◆ REQUIREMENT 1
Count the lines in the entries below that contain the string "ISMS", treating uppercase and lowercase as different, and reply with the number alone.

◆ EXTRACT TO READ
Incident response plan templates help shorten the process of creating an incident response plan while ensuring best practices are baked in. In this article, we’ll walk you through the best free templates available today and explain how automation can help speed the incident response process.

What Is an Incident Response Plan Template?

An incident response plan template is a pre-structured format you can use to create your organization’s incident response plan. An incident response plan helps organizations respond effectively when a security incident occurs. It is a detailed document outlining the necessary steps to take before, during, and after an incident to mitigate damage and recover swiftly.

An incident response plan provides a systematic approach to managing the aftermath of a security breach or cyber attack. It aims to handle the situation in a way that limits damage and reduces recovery time and costs. An incident response plan template makes it easier to create a template by providing a framework that allows you to learn from the experience of other organizations or security professionals.

By taking an existing incident response template and adapting it to the unique needs and circumstances of any organization, you can quickly create an effective incident response plan.

Data items:

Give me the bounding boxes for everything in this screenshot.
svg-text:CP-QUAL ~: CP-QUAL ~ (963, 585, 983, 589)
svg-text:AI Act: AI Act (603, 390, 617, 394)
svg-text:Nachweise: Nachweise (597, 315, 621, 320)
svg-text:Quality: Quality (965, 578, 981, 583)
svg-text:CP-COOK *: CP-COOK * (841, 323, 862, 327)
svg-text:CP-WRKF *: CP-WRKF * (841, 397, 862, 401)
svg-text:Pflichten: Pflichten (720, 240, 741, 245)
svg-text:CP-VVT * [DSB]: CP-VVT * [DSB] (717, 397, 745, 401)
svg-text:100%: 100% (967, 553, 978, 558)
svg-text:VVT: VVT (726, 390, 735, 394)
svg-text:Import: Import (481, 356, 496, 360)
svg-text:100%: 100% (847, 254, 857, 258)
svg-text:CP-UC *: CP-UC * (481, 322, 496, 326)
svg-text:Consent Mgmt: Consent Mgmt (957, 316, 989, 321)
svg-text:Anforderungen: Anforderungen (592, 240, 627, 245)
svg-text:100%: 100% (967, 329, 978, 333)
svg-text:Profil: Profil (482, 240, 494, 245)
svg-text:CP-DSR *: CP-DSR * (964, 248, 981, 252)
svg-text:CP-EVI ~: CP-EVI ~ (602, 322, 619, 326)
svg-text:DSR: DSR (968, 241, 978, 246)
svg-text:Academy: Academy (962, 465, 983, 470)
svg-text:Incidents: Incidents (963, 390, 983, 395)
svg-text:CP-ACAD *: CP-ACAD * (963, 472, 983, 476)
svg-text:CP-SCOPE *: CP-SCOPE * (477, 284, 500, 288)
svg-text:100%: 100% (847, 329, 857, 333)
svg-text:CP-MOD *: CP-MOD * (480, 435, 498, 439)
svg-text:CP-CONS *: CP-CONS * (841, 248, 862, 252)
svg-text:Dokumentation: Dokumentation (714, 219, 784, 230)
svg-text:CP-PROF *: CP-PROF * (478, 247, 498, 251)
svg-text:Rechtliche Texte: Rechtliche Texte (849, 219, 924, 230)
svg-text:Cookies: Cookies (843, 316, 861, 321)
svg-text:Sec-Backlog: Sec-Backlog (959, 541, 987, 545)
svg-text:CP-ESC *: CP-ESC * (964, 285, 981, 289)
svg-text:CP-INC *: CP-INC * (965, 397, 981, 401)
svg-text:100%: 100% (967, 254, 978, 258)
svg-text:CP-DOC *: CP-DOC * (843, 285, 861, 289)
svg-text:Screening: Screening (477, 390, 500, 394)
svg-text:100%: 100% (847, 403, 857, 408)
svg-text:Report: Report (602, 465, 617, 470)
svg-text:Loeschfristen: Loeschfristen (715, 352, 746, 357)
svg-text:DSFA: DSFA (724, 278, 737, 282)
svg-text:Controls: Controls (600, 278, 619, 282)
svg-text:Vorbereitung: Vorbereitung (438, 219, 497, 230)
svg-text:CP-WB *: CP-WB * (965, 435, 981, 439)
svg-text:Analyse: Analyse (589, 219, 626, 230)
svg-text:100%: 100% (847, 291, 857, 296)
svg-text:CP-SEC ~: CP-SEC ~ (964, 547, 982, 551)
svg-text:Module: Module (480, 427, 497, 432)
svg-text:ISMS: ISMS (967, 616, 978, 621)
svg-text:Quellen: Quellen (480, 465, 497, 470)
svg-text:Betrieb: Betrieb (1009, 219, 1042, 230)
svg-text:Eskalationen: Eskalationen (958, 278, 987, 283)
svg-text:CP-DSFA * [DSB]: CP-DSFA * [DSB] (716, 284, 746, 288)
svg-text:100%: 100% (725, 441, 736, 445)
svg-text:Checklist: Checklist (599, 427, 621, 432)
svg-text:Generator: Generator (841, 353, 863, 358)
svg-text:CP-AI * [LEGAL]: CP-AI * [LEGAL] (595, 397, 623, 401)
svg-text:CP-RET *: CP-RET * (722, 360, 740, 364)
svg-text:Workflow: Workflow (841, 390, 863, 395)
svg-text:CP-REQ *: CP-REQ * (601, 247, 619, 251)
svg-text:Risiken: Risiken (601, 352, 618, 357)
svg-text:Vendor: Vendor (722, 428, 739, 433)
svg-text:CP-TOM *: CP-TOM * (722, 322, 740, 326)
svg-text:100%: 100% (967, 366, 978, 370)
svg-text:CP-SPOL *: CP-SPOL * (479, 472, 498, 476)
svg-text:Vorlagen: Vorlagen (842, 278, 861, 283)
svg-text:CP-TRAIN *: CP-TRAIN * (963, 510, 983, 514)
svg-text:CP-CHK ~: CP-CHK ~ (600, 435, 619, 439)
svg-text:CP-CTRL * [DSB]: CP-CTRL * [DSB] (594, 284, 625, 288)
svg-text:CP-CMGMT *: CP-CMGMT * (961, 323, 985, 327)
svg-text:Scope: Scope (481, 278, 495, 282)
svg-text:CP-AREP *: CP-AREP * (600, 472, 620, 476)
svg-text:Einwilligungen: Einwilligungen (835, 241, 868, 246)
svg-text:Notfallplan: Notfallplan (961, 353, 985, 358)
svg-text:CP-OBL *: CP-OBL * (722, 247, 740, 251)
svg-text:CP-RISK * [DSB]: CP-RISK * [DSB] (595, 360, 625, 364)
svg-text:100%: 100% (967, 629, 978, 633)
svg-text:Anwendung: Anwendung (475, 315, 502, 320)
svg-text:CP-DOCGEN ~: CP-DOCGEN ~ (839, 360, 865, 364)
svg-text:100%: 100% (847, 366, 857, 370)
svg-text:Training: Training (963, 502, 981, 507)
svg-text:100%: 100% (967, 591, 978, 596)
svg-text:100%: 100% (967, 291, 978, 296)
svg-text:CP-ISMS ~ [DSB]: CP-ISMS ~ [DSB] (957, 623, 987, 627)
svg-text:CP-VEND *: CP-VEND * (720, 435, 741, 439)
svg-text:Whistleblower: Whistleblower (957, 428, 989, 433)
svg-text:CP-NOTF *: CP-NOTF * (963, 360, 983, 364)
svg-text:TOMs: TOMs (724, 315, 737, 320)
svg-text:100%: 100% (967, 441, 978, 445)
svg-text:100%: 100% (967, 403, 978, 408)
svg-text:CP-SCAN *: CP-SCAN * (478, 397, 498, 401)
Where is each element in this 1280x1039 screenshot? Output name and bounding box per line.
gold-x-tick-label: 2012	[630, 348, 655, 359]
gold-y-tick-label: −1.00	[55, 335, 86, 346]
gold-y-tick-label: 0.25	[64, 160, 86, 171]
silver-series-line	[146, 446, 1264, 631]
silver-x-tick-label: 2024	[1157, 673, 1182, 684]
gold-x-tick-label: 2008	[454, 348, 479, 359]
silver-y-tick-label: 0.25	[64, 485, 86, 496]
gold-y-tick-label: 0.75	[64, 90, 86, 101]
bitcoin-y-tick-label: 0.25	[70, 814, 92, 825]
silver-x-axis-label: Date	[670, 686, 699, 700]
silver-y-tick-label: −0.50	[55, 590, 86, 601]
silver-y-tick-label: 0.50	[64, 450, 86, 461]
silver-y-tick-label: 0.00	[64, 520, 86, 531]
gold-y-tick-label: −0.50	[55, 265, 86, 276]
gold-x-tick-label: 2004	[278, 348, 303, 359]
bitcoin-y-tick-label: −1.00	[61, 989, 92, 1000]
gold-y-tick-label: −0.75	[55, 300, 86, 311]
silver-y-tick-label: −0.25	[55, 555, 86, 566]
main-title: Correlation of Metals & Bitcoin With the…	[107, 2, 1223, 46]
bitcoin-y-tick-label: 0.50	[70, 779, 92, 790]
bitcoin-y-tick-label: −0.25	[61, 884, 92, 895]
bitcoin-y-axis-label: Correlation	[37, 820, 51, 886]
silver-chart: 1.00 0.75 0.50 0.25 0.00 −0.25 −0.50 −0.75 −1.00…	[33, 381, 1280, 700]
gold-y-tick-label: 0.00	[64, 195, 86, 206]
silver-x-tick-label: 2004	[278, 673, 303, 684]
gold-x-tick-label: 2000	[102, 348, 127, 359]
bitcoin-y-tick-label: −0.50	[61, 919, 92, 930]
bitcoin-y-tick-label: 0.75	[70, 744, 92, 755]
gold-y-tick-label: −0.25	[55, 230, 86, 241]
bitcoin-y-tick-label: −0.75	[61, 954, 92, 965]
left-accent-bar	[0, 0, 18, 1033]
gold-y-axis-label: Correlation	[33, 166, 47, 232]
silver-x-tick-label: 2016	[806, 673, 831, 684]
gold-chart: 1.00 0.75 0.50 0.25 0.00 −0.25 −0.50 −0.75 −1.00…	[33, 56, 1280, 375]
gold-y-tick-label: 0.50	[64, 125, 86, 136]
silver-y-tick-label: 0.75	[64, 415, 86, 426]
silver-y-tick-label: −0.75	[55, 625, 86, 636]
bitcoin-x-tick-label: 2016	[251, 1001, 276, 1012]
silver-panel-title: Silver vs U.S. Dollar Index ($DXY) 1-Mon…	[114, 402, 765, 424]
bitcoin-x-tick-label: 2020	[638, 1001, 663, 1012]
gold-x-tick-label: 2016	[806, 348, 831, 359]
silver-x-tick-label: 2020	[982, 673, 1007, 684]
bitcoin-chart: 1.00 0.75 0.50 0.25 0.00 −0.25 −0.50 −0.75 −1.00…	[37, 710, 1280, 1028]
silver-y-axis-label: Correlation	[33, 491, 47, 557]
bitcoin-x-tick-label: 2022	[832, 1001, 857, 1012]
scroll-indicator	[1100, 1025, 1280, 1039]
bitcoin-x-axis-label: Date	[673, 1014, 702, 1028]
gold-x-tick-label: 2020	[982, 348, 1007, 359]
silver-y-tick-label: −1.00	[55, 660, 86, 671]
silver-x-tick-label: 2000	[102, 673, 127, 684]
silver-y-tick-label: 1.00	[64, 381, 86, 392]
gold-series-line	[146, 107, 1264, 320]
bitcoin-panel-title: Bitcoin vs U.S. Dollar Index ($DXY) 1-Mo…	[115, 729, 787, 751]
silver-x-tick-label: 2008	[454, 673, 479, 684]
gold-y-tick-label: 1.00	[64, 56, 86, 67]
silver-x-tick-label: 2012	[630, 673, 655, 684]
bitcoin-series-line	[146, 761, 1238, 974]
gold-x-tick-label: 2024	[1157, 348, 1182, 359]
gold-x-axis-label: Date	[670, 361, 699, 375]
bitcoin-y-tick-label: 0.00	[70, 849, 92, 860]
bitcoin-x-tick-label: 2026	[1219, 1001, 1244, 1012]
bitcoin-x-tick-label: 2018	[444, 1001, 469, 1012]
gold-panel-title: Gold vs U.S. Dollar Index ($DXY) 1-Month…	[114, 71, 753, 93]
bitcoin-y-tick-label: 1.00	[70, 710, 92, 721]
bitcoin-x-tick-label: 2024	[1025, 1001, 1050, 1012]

◆ REQUIREMENT 2
From the passage on incident response plan templates, copy the words starting with "What Is an Incident" and going on through "and recover swiftly.".

◆ RESULT 1
2

◆ RESULT 2
What Is an Incident Response Plan Template?

An incident response plan template is a pre-structured format you can use to create your organization’s incident response plan. An incident response plan helps organizations respond effectively when a security incident occurs. It is a detailed document outlining the necessary steps to take before, during, and after an incident to mitigate damage and recover swiftly.